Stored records
================

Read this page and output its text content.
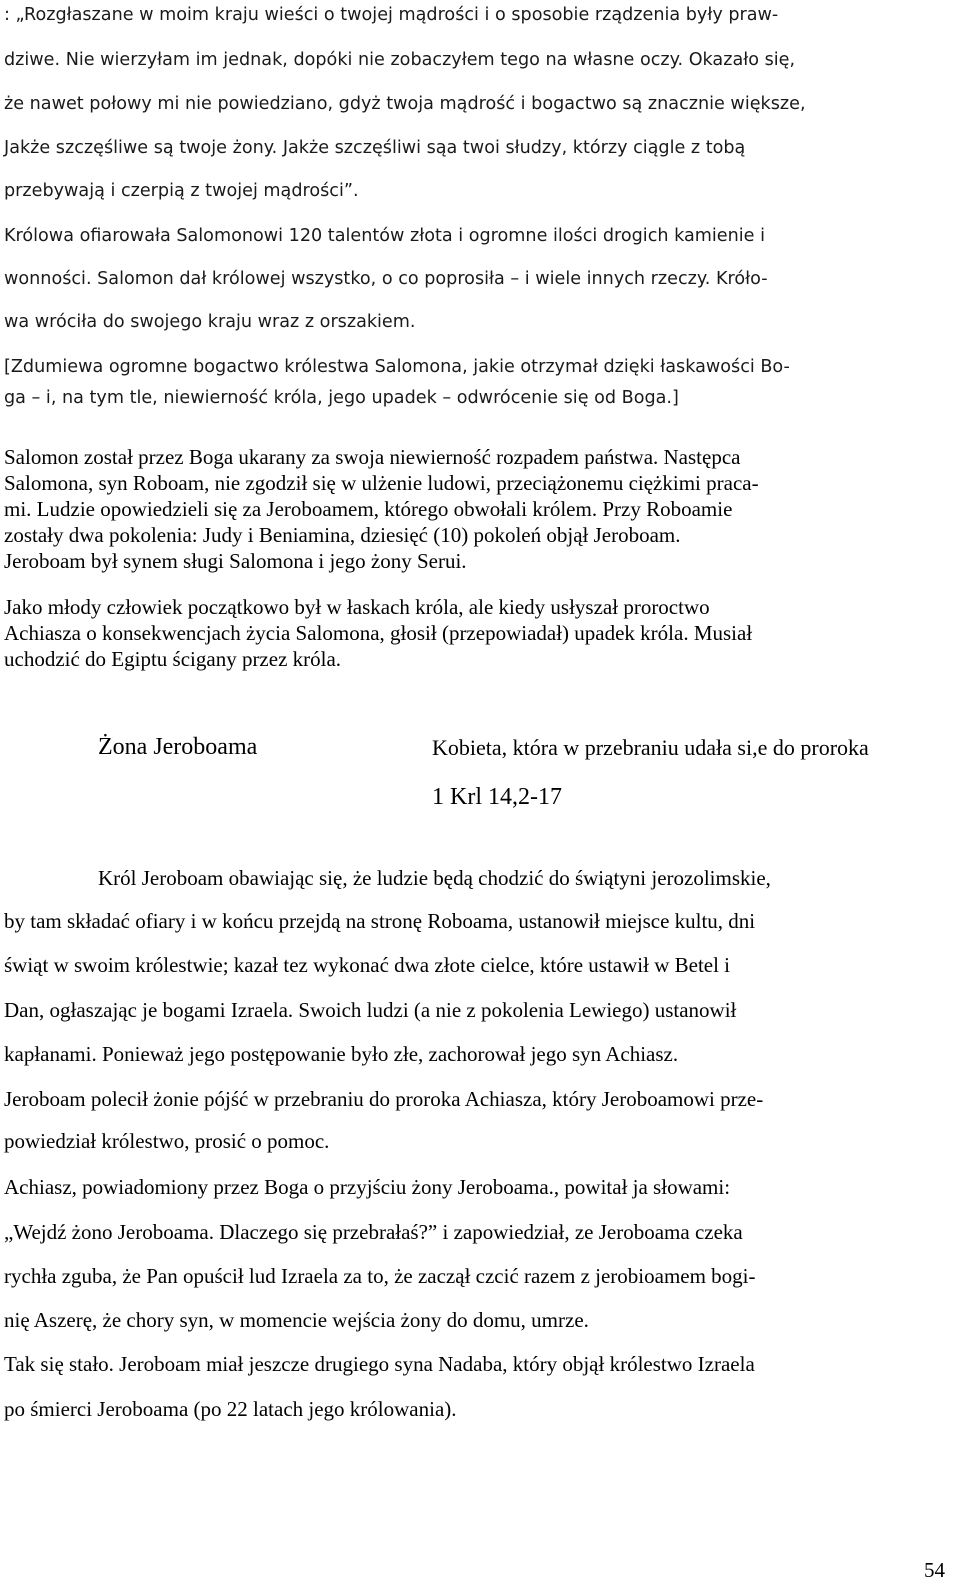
: „Rozgłaszane w moim kraju wieści o twojej mądrości i o sposobie rządzenia były praw-

dziwe. Nie wierzyłam im jednak, dopóki nie zobaczyłem tego na własne oczy. Okazało się,

że nawet połowy mi nie powiedziano, gdyż twoja mądrość i bogactwo są znacznie większe,

Jakże szczęśliwe są twoje żony. Jakże szczęśliwi sąa twoi słudzy, którzy ciągle z tobą

przebywają i czerpią z twojej mądrości”.

Królowa ofiarowała Salomonowi 120 talentów złota i ogromne ilości drogich kamienie i

wonności. Salomon dał królowej wszystko, o co poprosiła – i wiele innych rzeczy. Króło-

wa wróciła do swojego kraju wraz z orszakiem.

[Zdumiewa ogromne bogactwo królestwa Salomona, jakie otrzymał dzięki łaskawości Bo-

ga – i, na tym tle, niewierność króla, jego upadek – odwrócenie się od Boga.]

Salomon został przez Boga ukarany za swoja niewierność rozpadem państwa. Następca

Salomona, syn Roboam, nie zgodził się w ulżenie ludowi, przeciążonemu ciężkimi praca-

mi. Ludzie opowiedzieli się za Jeroboamem, którego obwołali królem. Przy Roboamie

zostały dwa pokolenia: Judy i Beniamina, dziesięć (10) pokoleń objął Jeroboam.

Jeroboam był synem sługi Salomona i jego żony Serui.

Jako młody człowiek początkowo był w łaskach króla, ale kiedy usłyszał proroctwo

Achiasza o konsekwencjach życia Salomona, głosił (przepowiadał) upadek króla. Musiał

uchodzić do Egiptu ścigany przez króla.

Żona Jeroboama	Kobieta, która w przebraniu udała si,e do proroka

1 Krl 14,2-17

Król Jeroboam obawiając się, że ludzie będą chodzić do świątyni jerozolimskie,

by tam składać ofiary i w końcu przejdą na stronę Roboama, ustanowił miejsce kultu, dni

świąt w swoim królestwie; kazał tez wykonać dwa złote cielce, które ustawił w Betel i

Dan, ogłaszając je bogami Izraela. Swoich ludzi (a nie z pokolenia Lewiego) ustanowił

kapłanami. Ponieważ jego postępowanie było złe, zachorował jego syn Achiasz.

Jeroboam polecił żonie pójść w przebraniu do proroka Achiasza, który Jeroboamowi prze-

powiedział królestwo, prosić o pomoc.

Achiasz, powiadomiony przez Boga o przyjściu żony Jeroboama., powitał ja słowami:

„Wejdź żono Jeroboama. Dlaczego się przebrałaś?” i zapowiedział, ze Jeroboama czeka

rychła zguba, że Pan opuścił lud Izraela za to, że zaczął czcić razem z jerobioamem bogi-

nię Aszerę, że chory syn, w momencie wejścia żony do domu, umrze.

Tak się stało. Jeroboam miał jeszcze drugiego syna Nadaba, który objął królestwo Izraela

po śmierci Jeroboama (po 22 latach jego królowania).

54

================

PROBLEM TO WORK ON: Restate the whole listing above exactly, except for its images.

RESPONSE TO THIS TASK:
Read this page and output its text content.
: „Rozgłaszane w moim kraju wieści o twojej mądrości i o sposobie rządzenia były praw-

dziwe. Nie wierzyłam im jednak, dopóki nie zobaczyłem tego na własne oczy. Okazało się,

że nawet połowy mi nie powiedziano, gdyż twoja mądrość i bogactwo są znacznie większe,

Jakże szczęśliwe są twoje żony. Jakże szczęśliwi sąa twoi słudzy, którzy ciągle z tobą

przebywają i czerpią z twojej mądrości”.

Królowa ofiarowała Salomonowi 120 talentów złota i ogromne ilości drogich kamienie i

wonności. Salomon dał królowej wszystko, o co poprosiła – i wiele innych rzeczy. Króło-

wa wróciła do swojego kraju wraz z orszakiem.

[Zdumiewa ogromne bogactwo królestwa Salomona, jakie otrzymał dzięki łaskawości Bo-

ga – i, na tym tle, niewierność króla, jego upadek – odwrócenie się od Boga.]

Salomon został przez Boga ukarany za swoja niewierność rozpadem państwa. Następca

Salomona, syn Roboam, nie zgodził się w ulżenie ludowi, przeciążonemu ciężkimi praca-

mi. Ludzie opowiedzieli się za Jeroboamem, którego obwołali królem. Przy Roboamie

zostały dwa pokolenia: Judy i Beniamina, dziesięć (10) pokoleń objął Jeroboam.

Jeroboam był synem sługi Salomona i jego żony Serui.

Jako młody człowiek początkowo był w łaskach króla, ale kiedy usłyszał proroctwo

Achiasza o konsekwencjach życia Salomona, głosił (przepowiadał) upadek króla. Musiał

uchodzić do Egiptu ścigany przez króla.

Żona Jeroboama	Kobieta, która w przebraniu udała si,e do proroka

1 Krl 14,2-17

Król Jeroboam obawiając się, że ludzie będą chodzić do świątyni jerozolimskie,

by tam składać ofiary i w końcu przejdą na stronę Roboama, ustanowił miejsce kultu, dni

świąt w swoim królestwie; kazał tez wykonać dwa złote cielce, które ustawił w Betel i

Dan, ogłaszając je bogami Izraela. Swoich ludzi (a nie z pokolenia Lewiego) ustanowił

kapłanami. Ponieważ jego postępowanie było złe, zachorował jego syn Achiasz.

Jeroboam polecił żonie pójść w przebraniu do proroka Achiasza, który Jeroboamowi prze-

powiedział królestwo, prosić o pomoc.

Achiasz, powiadomiony przez Boga o przyjściu żony Jeroboama., powitał ja słowami:

„Wejdź żono Jeroboama. Dlaczego się przebrałaś?” i zapowiedział, ze Jeroboama czeka

rychła zguba, że Pan opuścił lud Izraela za to, że zaczął czcić razem z jerobioamem bogi-

nię Aszerę, że chory syn, w momencie wejścia żony do domu, umrze.

Tak się stało. Jeroboam miał jeszcze drugiego syna Nadaba, który objął królestwo Izraela

po śmierci Jeroboama (po 22 latach jego królowania).

54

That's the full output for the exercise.